Given records:
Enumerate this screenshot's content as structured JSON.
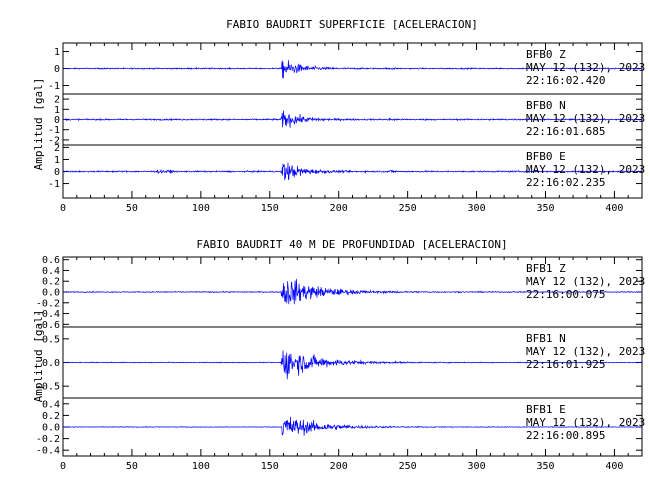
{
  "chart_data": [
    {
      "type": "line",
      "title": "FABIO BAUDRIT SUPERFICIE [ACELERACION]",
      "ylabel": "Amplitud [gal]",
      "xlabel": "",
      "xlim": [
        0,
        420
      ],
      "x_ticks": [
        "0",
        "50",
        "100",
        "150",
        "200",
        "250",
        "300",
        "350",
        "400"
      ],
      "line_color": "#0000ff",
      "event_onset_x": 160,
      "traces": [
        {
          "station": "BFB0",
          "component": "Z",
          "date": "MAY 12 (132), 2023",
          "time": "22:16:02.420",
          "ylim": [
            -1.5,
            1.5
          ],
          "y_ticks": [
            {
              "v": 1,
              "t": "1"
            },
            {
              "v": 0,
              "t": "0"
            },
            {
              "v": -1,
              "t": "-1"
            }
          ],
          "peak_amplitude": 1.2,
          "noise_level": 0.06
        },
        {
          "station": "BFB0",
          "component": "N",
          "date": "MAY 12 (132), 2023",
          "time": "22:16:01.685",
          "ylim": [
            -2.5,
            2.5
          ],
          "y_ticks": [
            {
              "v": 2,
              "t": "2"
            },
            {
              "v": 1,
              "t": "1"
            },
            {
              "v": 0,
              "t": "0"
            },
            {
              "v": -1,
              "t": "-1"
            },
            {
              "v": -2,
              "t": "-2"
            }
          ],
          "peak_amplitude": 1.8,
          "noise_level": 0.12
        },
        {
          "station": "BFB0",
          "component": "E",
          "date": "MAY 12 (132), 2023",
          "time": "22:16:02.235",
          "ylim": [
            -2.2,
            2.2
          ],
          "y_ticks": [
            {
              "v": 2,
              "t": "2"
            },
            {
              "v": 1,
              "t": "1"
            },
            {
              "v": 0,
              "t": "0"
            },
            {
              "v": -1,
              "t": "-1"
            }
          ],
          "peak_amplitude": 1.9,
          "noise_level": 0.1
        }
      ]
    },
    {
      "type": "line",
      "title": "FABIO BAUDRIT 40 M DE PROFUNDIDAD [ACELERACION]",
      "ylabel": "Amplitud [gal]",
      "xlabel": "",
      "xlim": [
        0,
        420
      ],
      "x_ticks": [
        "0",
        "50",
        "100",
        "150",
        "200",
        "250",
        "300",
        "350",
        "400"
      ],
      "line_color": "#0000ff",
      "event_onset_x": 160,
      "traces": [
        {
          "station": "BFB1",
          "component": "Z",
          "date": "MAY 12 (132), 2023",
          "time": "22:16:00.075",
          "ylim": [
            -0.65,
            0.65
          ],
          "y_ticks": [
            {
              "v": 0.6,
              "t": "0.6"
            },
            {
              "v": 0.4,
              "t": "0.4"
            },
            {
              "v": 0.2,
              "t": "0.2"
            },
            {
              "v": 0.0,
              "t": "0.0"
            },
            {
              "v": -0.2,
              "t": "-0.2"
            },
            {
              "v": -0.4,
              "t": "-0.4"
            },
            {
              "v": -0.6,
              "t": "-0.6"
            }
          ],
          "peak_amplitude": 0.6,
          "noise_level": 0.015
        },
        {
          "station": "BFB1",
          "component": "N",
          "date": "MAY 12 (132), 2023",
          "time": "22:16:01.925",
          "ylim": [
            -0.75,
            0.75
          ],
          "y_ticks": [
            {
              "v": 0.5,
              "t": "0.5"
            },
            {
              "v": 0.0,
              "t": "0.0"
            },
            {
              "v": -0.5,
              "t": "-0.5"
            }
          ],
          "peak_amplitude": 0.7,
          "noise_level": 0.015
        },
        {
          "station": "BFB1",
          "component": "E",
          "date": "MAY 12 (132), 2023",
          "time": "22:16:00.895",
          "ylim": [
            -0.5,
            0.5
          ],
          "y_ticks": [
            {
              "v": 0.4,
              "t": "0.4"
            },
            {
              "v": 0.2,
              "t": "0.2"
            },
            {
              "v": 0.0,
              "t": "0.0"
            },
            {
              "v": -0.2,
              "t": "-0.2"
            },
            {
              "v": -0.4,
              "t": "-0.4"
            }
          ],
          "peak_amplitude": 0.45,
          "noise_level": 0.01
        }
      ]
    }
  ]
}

---

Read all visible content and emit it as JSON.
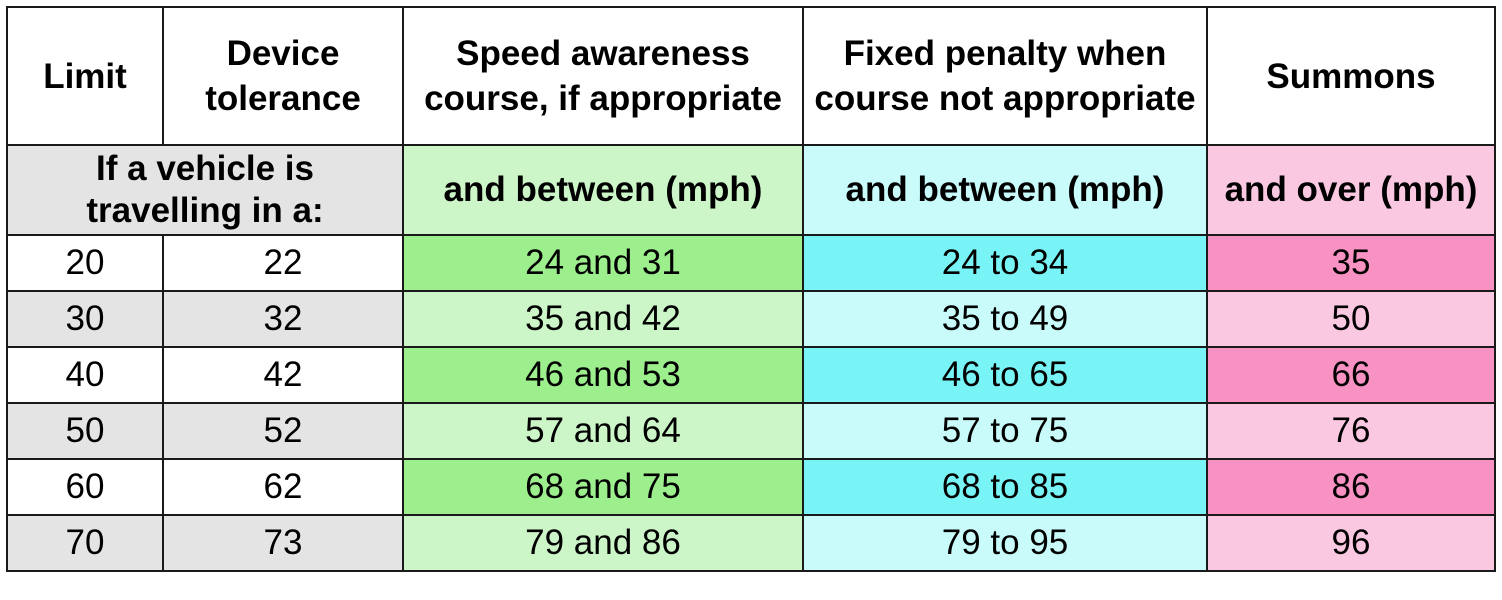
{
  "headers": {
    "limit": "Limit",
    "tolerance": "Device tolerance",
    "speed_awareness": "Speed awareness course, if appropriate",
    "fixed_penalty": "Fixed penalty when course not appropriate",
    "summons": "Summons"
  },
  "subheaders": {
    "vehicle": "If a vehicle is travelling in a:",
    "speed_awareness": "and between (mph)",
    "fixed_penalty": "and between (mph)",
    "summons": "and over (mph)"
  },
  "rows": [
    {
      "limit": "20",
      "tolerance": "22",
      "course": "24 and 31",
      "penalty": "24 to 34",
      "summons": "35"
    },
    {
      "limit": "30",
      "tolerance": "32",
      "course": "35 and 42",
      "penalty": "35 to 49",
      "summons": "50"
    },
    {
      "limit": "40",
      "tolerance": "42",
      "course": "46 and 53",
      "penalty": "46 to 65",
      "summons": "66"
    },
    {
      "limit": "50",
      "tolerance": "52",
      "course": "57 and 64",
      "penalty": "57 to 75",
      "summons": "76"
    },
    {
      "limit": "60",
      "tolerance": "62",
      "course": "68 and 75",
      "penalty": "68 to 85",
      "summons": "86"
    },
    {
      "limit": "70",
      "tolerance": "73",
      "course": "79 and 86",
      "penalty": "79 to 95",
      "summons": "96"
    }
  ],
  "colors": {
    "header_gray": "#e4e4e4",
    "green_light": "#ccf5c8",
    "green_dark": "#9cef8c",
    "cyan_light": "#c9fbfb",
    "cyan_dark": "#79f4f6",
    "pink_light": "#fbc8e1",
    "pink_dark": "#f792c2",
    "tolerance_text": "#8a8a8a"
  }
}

Stated problem: Where a line above includes "BAUDRIT", copy that line.

The solution:
      "title": "FABIO BAUDRIT SUPERFICIE [ACELERACION]",
      "title": "FABIO BAUDRIT 40 M DE PROFUNDIDAD [ACELERACION]",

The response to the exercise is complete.